◆ EXERCISE INSTRUCTIONS
Extract each line from the entries below that has the string "Employment" in it.

◆ DATA FOR PROCESSING
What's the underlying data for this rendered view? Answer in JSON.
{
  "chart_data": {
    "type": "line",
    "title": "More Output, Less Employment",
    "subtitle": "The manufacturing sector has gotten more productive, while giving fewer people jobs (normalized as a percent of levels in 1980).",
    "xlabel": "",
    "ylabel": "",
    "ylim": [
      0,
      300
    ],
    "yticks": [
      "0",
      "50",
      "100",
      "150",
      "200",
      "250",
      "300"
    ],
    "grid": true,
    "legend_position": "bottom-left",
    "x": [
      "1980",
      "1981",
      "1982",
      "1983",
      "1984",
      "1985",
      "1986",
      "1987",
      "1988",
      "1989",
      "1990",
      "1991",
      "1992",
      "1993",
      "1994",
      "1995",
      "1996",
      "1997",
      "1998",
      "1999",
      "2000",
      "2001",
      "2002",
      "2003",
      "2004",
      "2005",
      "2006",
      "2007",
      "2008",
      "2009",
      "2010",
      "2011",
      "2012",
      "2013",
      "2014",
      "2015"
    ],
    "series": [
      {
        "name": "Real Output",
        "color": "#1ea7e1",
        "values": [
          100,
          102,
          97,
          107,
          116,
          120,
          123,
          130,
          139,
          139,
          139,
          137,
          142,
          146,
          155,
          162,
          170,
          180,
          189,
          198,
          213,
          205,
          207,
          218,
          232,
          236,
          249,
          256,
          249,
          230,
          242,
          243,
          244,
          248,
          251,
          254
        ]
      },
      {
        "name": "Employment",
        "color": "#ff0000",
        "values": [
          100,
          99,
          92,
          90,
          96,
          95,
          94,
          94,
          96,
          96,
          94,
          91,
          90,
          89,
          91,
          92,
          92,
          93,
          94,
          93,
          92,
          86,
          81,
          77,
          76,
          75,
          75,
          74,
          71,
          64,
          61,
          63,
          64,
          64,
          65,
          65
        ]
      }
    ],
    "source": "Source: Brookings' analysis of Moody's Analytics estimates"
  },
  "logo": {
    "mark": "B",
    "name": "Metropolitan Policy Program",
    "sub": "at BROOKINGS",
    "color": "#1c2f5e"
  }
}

◆ RESULT
    "title": "More Output, Less Employment",
        "name": "Employment",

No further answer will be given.